* begin *
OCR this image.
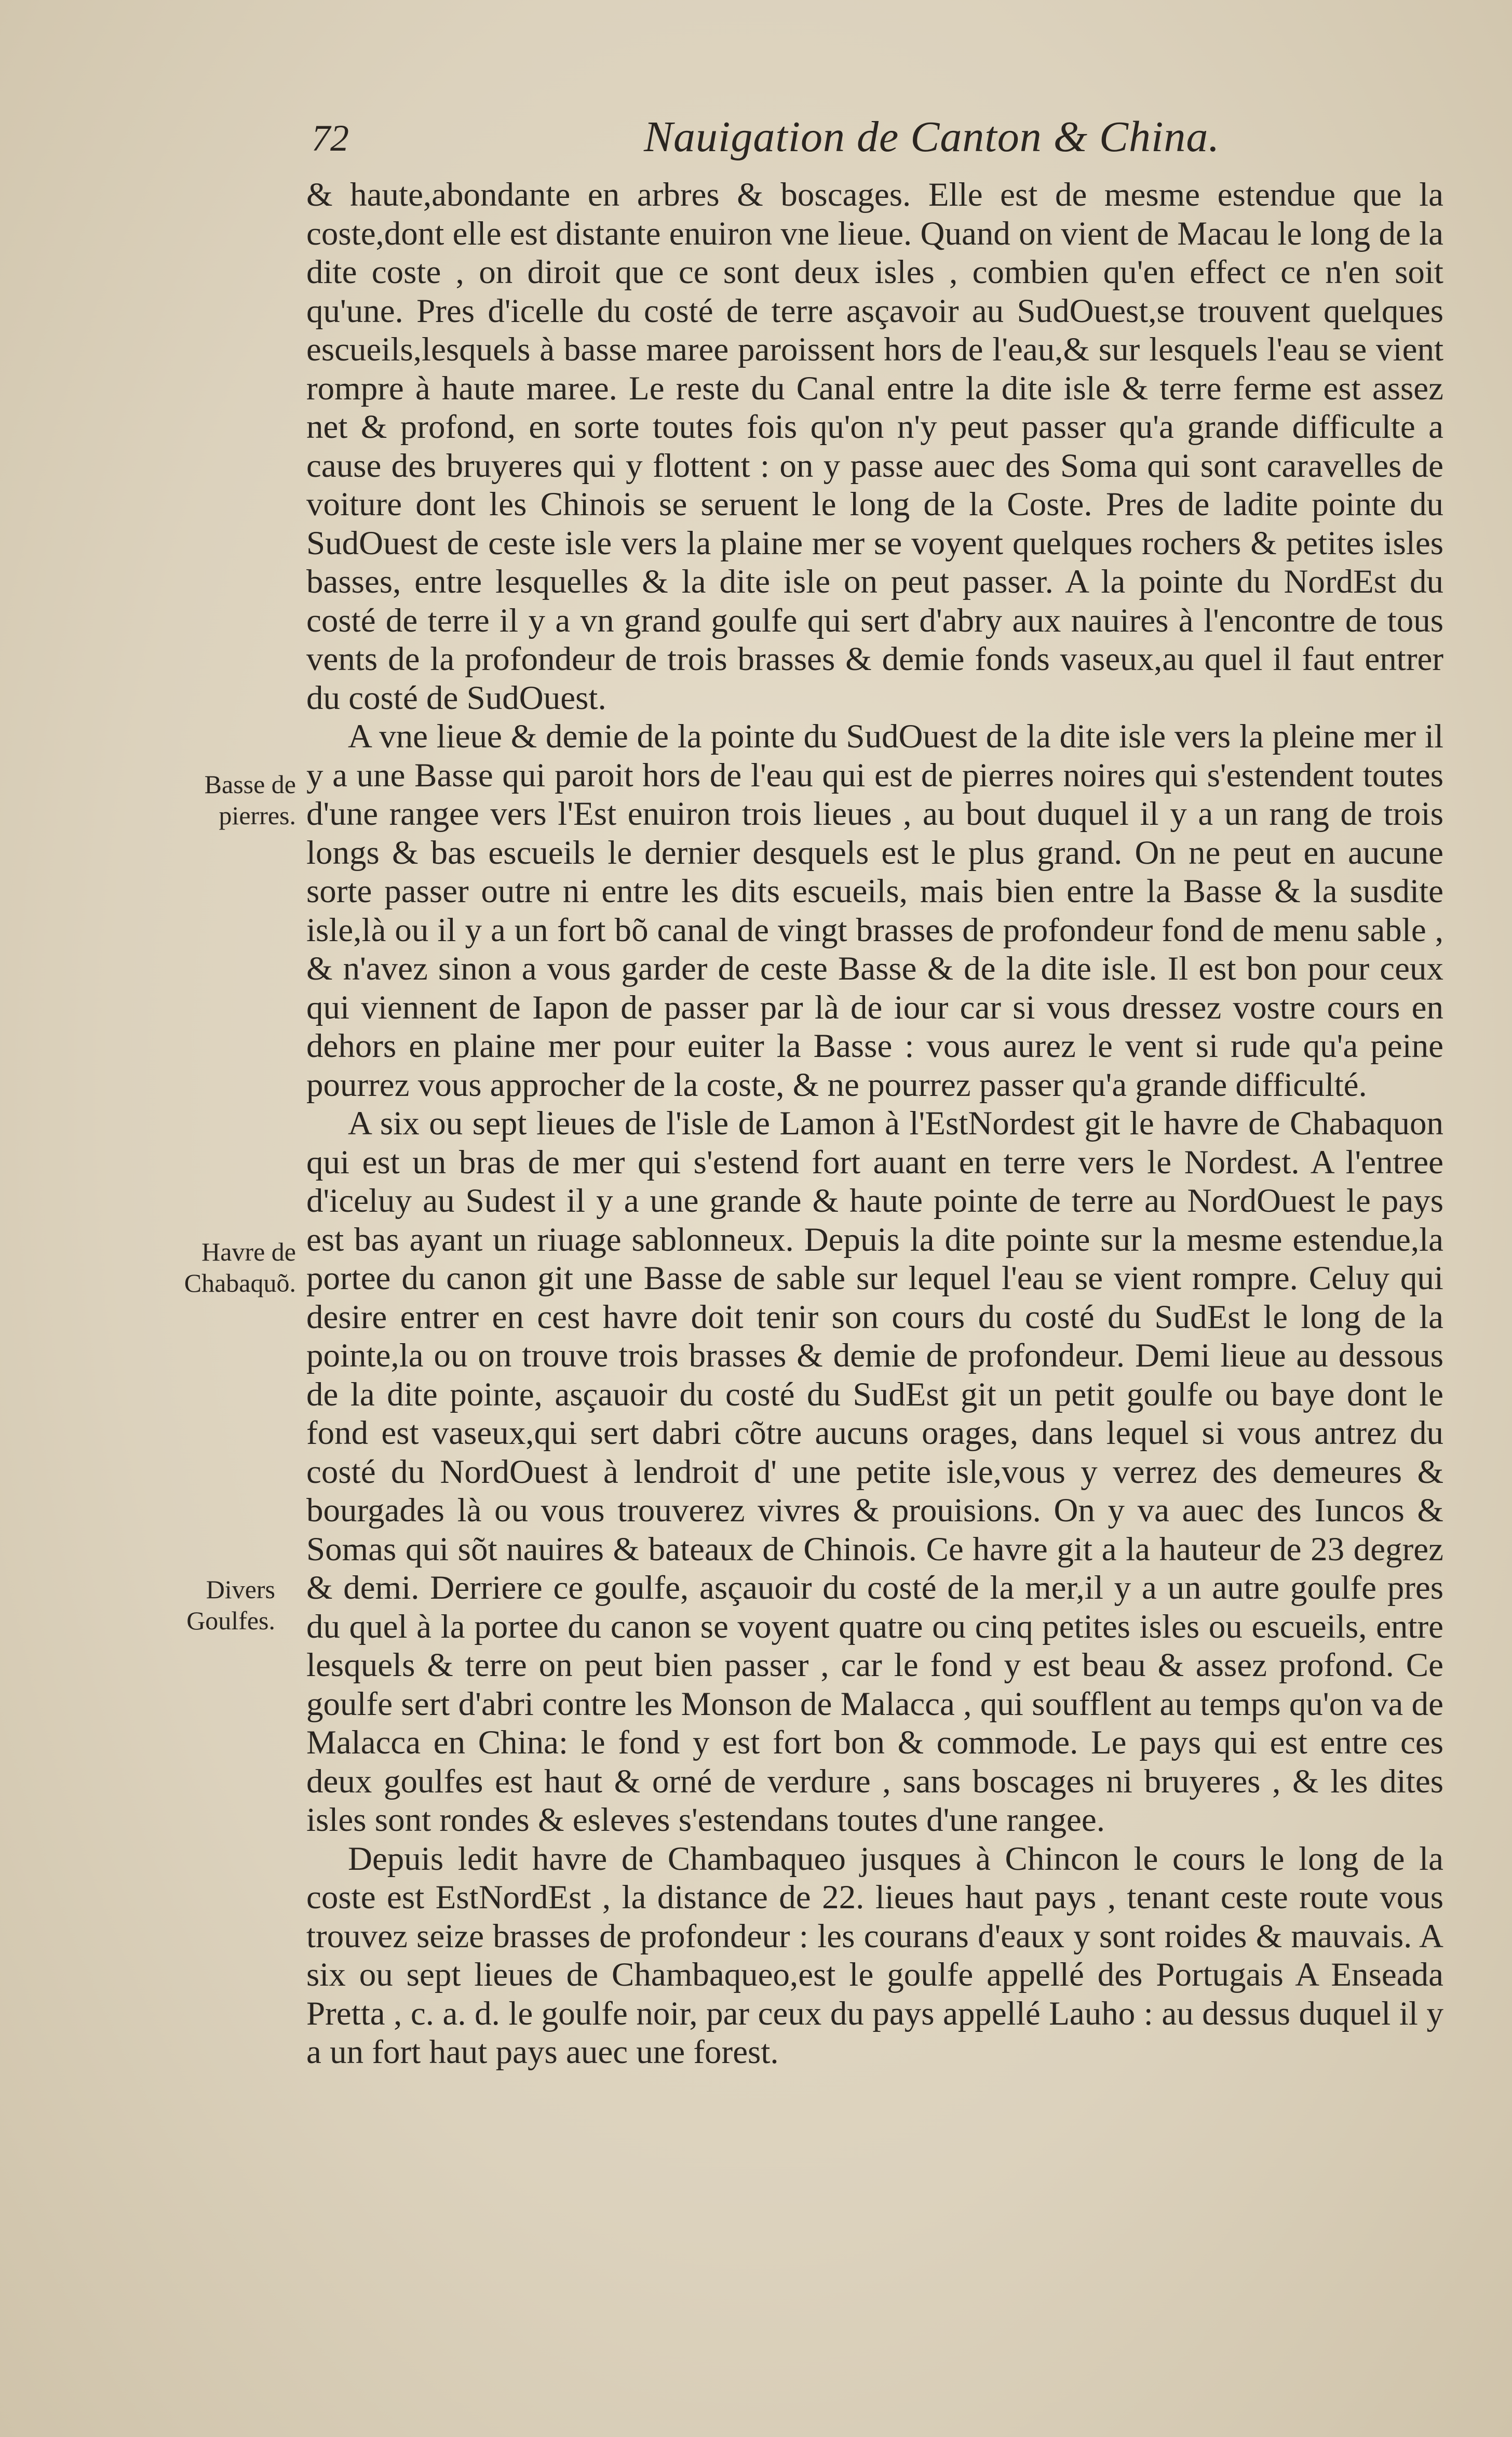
72	Nauigation de Canton & China.

& haute,abondante en arbres & boscages. Elle est de mesme estendue que la coste,dont elle est distante enuiron vne lieue. Quand on vient de Macau le long de la dite coste , on diroit que ce sont deux isles , combien qu'en effect ce n'en soit qu'une. Pres d'icelle du costé de terre asçavoir au SudOuest,se trouvent quelques escueils,lesquels à basse maree paroissent hors de l'eau,& sur lesquels l'eau se vient rompre à haute maree. Le reste du Canal entre la dite isle & terre ferme est assez net & profond, en sorte toutes fois qu'on n'y peut passer qu'a grande difficulte a cause des bruyeres qui y flottent : on y passe auec des Soma qui sont caravelles de voiture dont les Chinois se seruent le long de la Coste. Pres de ladite pointe du SudOuest de ceste isle vers la plaine mer se voyent quelques rochers & petites isles basses, entre lesquelles & la dite isle on peut passer. A la pointe du NordEst du costé de terre il y a vn grand goulfe qui sert d'abry aux nauires à l'encontre de tous vents de la profondeur de trois brasses & demie fonds vaseux,au quel il faut entrer du costé de SudOuest.

A vne lieue & demie de la pointe du SudOuest de la dite isle vers la pleine mer il y a une Basse qui paroit hors de l'eau qui est de pierres noires qui s'estendent toutes d'une rangee vers l'Est enuiron trois lieues , au bout duquel il y a un rang de trois longs & bas escueils le dernier desquels est le plus grand. On ne peut en aucune sorte passer outre ni entre les dits escueils, mais bien entre la Basse & la susdite isle,là ou il y a un fort bõ canal de vingt brasses de profondeur fond de menu sable , & n'avez sinon a vous garder de ceste Basse & de la dite isle. Il est bon pour ceux qui viennent de Iapon de passer par là de iour car si vous dressez vostre cours en dehors en plaine mer pour euiter la Basse : vous aurez le vent si rude qu'a peine pourrez vous approcher de la coste, & ne pourrez passer qu'a grande difficulté.

A six ou sept lieues de l'isle de Lamon à l'EstNordest git le havre de Chabaquon qui est un bras de mer qui s'estend fort auant en terre vers le Nordest. A l'entree d'iceluy au Sudest il y a une grande & haute pointe de terre au NordOuest le pays est bas ayant un riuage sablonneux. Depuis la dite pointe sur la mesme estendue,la portee du canon git une Basse de sable sur lequel l'eau se vient rompre. Celuy qui desire entrer en cest havre doit tenir son cours du costé du SudEst le long de la pointe,la ou on trouve trois brasses & demie de profondeur. Demi lieue au dessous de la dite pointe, asçauoir du costé du SudEst git un petit goulfe ou baye dont le fond est vaseux,qui sert dabri cõtre aucuns orages, dans lequel si vous antrez du costé du NordOuest à lendroit d' une petite isle,vous y verrez des demeures & bourgades là ou vous trouverez vivres & prouisions. On y va auec des Iuncos & Somas qui sõt nauires & bateaux de Chinois. Ce havre git a la hauteur de 23 degrez & demi. Derriere ce goulfe, asçauoir du costé de la mer,il y a un autre goulfe pres du quel à la portee du canon se voyent quatre ou cinq petites isles ou escueils, entre lesquels & terre on peut bien passer , car le fond y est beau & assez profond. Ce goulfe sert d'abri contre les Monson de Malacca , qui soufflent au temps qu'on va de Malacca en China: le fond y est fort bon & commode. Le pays qui est entre ces deux goulfes est haut & orné de verdure , sans boscages ni bruyeres , & les dites isles sont rondes & esleves s'estendans toutes d'une rangee.

Depuis ledit havre de Chambaqueo jusques à Chincon le cours le long de la coste est EstNordEst , la distance de 22. lieues haut pays , tenant ceste route vous trouvez seize brasses de profondeur : les courans d'eaux y sont roides & mauvais. A six ou sept lieues de Chambaqueo,est le goulfe appellé des Portugais A Enseada Pretta , c. a. d. le goulfe noir, par ceux du pays appellé Lauho : au dessus duquel il y a un fort haut pays auec une forest.

Basse de
pierres.
Havre de
Chabaquõ.
Divers
Goulfes.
* end *
:: GOAL ::
Every record above should come back exactly, but without its pictures.

:: RESULT ::
OCR this image.
72	Nauigation de Canton & China.

& haute,abondante en arbres & boscages. Elle est de mesme estendue que la coste,dont elle est distante enuiron vne lieue. Quand on vient de Macau le long de la dite coste , on diroit que ce sont deux isles , combien qu'en effect ce n'en soit qu'une. Pres d'icelle du costé de terre asçavoir au SudOuest,se trouvent quelques escueils,lesquels à basse maree paroissent hors de l'eau,& sur lesquels l'eau se vient rompre à haute maree. Le reste du Canal entre la dite isle & terre ferme est assez net & profond, en sorte toutes fois qu'on n'y peut passer qu'a grande difficulte a cause des bruyeres qui y flottent : on y passe auec des Soma qui sont caravelles de voiture dont les Chinois se seruent le long de la Coste. Pres de ladite pointe du SudOuest de ceste isle vers la plaine mer se voyent quelques rochers & petites isles basses, entre lesquelles & la dite isle on peut passer. A la pointe du NordEst du costé de terre il y a vn grand goulfe qui sert d'abry aux nauires à l'encontre de tous vents de la profondeur de trois brasses & demie fonds vaseux,au quel il faut entrer du costé de SudOuest.

A vne lieue & demie de la pointe du SudOuest de la dite isle vers la pleine mer il y a une Basse qui paroit hors de l'eau qui est de pierres noires qui s'estendent toutes d'une rangee vers l'Est enuiron trois lieues , au bout duquel il y a un rang de trois longs & bas escueils le dernier desquels est le plus grand. On ne peut en aucune sorte passer outre ni entre les dits escueils, mais bien entre la Basse & la susdite isle,là ou il y a un fort bõ canal de vingt brasses de profondeur fond de menu sable , & n'avez sinon a vous garder de ceste Basse & de la dite isle. Il est bon pour ceux qui viennent de Iapon de passer par là de iour car si vous dressez vostre cours en dehors en plaine mer pour euiter la Basse : vous aurez le vent si rude qu'a peine pourrez vous approcher de la coste, & ne pourrez passer qu'a grande difficulté.

A six ou sept lieues de l'isle de Lamon à l'EstNordest git le havre de Chabaquon qui est un bras de mer qui s'estend fort auant en terre vers le Nordest. A l'entree d'iceluy au Sudest il y a une grande & haute pointe de terre au NordOuest le pays est bas ayant un riuage sablonneux. Depuis la dite pointe sur la mesme estendue,la portee du canon git une Basse de sable sur lequel l'eau se vient rompre. Celuy qui desire entrer en cest havre doit tenir son cours du costé du SudEst le long de la pointe,la ou on trouve trois brasses & demie de profondeur. Demi lieue au dessous de la dite pointe, asçauoir du costé du SudEst git un petit goulfe ou baye dont le fond est vaseux,qui sert dabri cõtre aucuns orages, dans lequel si vous antrez du costé du NordOuest à lendroit d' une petite isle,vous y verrez des demeures & bourgades là ou vous trouverez vivres & prouisions. On y va auec des Iuncos & Somas qui sõt nauires & bateaux de Chinois. Ce havre git a la hauteur de 23 degrez & demi. Derriere ce goulfe, asçauoir du costé de la mer,il y a un autre goulfe pres du quel à la portee du canon se voyent quatre ou cinq petites isles ou escueils, entre lesquels & terre on peut bien passer , car le fond y est beau & assez profond. Ce goulfe sert d'abri contre les Monson de Malacca , qui soufflent au temps qu'on va de Malacca en China: le fond y est fort bon & commode. Le pays qui est entre ces deux goulfes est haut & orné de verdure , sans boscages ni bruyeres , & les dites isles sont rondes & esleves s'estendans toutes d'une rangee.

Depuis ledit havre de Chambaqueo jusques à Chincon le cours le long de la coste est EstNordEst , la distance de 22. lieues haut pays , tenant ceste route vous trouvez seize brasses de profondeur : les courans d'eaux y sont roides & mauvais. A six ou sept lieues de Chambaqueo,est le goulfe appellé des Portugais A Enseada Pretta , c. a. d. le goulfe noir, par ceux du pays appellé Lauho : au dessus duquel il y a un fort haut pays auec une forest.

Basse de
pierres.
Havre de
Chabaquõ.
Divers
Goulfes.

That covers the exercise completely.